YOUR OBJECTIVE:
Set down all of the entries word for word, omitting the images they contain.

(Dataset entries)
###
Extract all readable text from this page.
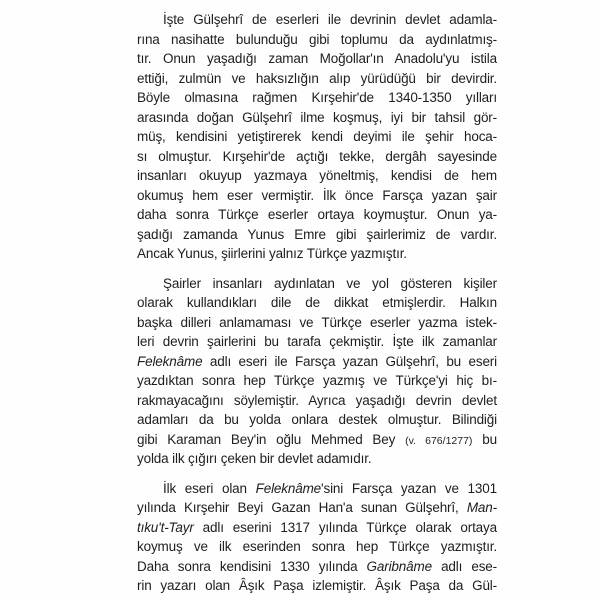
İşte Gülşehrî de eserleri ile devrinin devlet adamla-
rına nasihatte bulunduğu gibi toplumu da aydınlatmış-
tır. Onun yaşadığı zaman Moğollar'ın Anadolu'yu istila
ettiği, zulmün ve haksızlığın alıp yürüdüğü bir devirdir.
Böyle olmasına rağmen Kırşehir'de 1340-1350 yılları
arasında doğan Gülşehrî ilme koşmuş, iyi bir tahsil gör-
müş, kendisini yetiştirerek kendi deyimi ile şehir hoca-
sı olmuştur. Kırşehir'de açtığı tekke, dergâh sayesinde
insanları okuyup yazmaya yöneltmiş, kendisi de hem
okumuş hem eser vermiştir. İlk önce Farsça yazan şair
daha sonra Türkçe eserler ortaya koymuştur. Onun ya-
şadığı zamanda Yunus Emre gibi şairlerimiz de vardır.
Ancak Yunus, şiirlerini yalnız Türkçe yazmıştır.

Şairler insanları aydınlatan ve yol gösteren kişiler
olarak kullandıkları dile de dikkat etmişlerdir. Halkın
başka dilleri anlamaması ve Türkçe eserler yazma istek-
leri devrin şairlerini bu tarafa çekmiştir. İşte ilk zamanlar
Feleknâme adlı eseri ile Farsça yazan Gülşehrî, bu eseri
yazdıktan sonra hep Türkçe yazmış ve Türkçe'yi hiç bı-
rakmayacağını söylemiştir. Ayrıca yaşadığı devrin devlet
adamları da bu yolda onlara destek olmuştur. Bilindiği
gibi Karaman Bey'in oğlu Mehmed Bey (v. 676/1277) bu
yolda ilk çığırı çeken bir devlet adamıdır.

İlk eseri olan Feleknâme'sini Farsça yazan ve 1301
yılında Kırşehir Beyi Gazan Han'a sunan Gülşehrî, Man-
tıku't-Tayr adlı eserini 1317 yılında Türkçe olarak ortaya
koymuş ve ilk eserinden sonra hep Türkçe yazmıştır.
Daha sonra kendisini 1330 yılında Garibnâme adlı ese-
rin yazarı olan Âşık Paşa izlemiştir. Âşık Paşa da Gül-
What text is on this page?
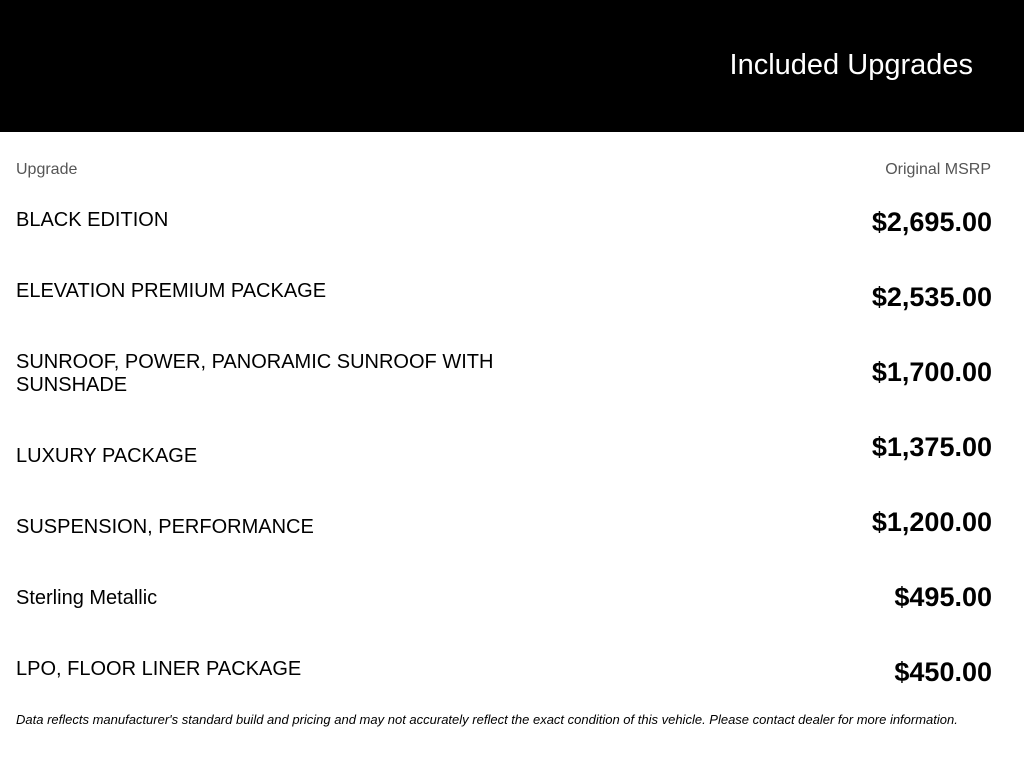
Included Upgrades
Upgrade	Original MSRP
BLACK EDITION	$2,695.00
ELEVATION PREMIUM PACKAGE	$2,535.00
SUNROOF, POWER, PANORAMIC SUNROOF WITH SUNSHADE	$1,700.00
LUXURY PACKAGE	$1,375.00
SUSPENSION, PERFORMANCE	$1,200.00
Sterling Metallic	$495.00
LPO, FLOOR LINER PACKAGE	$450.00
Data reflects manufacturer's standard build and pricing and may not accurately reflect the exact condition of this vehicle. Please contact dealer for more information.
###
EXERCISE ANSWER:
Extract all readable text from this page.
İşte Gülşehrî de eserleri ile devrinin devlet adamla-
rına nasihatte bulunduğu gibi toplumu da aydınlatmış-
tır. Onun yaşadığı zaman Moğollar'ın Anadolu'yu istila
ettiği, zulmün ve haksızlığın alıp yürüdüğü bir devirdir.
Böyle olmasına rağmen Kırşehir'de 1340-1350 yılları
arasında doğan Gülşehrî ilme koşmuş, iyi bir tahsil gör-
müş, kendisini yetiştirerek kendi deyimi ile şehir hoca-
sı olmuştur. Kırşehir'de açtığı tekke, dergâh sayesinde
insanları okuyup yazmaya yöneltmiş, kendisi de hem
okumuş hem eser vermiştir. İlk önce Farsça yazan şair
daha sonra Türkçe eserler ortaya koymuştur. Onun ya-
şadığı zamanda Yunus Emre gibi şairlerimiz de vardır.
Ancak Yunus, şiirlerini yalnız Türkçe yazmıştır.

Şairler insanları aydınlatan ve yol gösteren kişiler
olarak kullandıkları dile de dikkat etmişlerdir. Halkın
başka dilleri anlamaması ve Türkçe eserler yazma istek-
leri devrin şairlerini bu tarafa çekmiştir. İşte ilk zamanlar
Feleknâme adlı eseri ile Farsça yazan Gülşehrî, bu eseri
yazdıktan sonra hep Türkçe yazmış ve Türkçe'yi hiç bı-
rakmayacağını söylemiştir. Ayrıca yaşadığı devrin devlet
adamları da bu yolda onlara destek olmuştur. Bilindiği
gibi Karaman Bey'in oğlu Mehmed Bey (v. 676/1277) bu
yolda ilk çığırı çeken bir devlet adamıdır.

İlk eseri olan Feleknâme'sini Farsça yazan ve 1301
yılında Kırşehir Beyi Gazan Han'a sunan Gülşehrî, Man-
tıku't-Tayr adlı eserini 1317 yılında Türkçe olarak ortaya
koymuş ve ilk eserinden sonra hep Türkçe yazmıştır.
Daha sonra kendisini 1330 yılında Garibnâme adlı ese-
rin yazarı olan Âşık Paşa izlemiştir. Âşık Paşa da Gül-
What text is on this page?
Included Upgrades
Upgrade	Original MSRP
BLACK EDITION	$2,695.00
ELEVATION PREMIUM PACKAGE	$2,535.00
SUNROOF, POWER, PANORAMIC SUNROOF WITH SUNSHADE	$1,700.00
LUXURY PACKAGE	$1,375.00
SUSPENSION, PERFORMANCE	$1,200.00
Sterling Metallic	$495.00
LPO, FLOOR LINER PACKAGE	$450.00
Data reflects manufacturer's standard build and pricing and may not accurately reflect the exact condition of this vehicle. Please contact dealer for more information.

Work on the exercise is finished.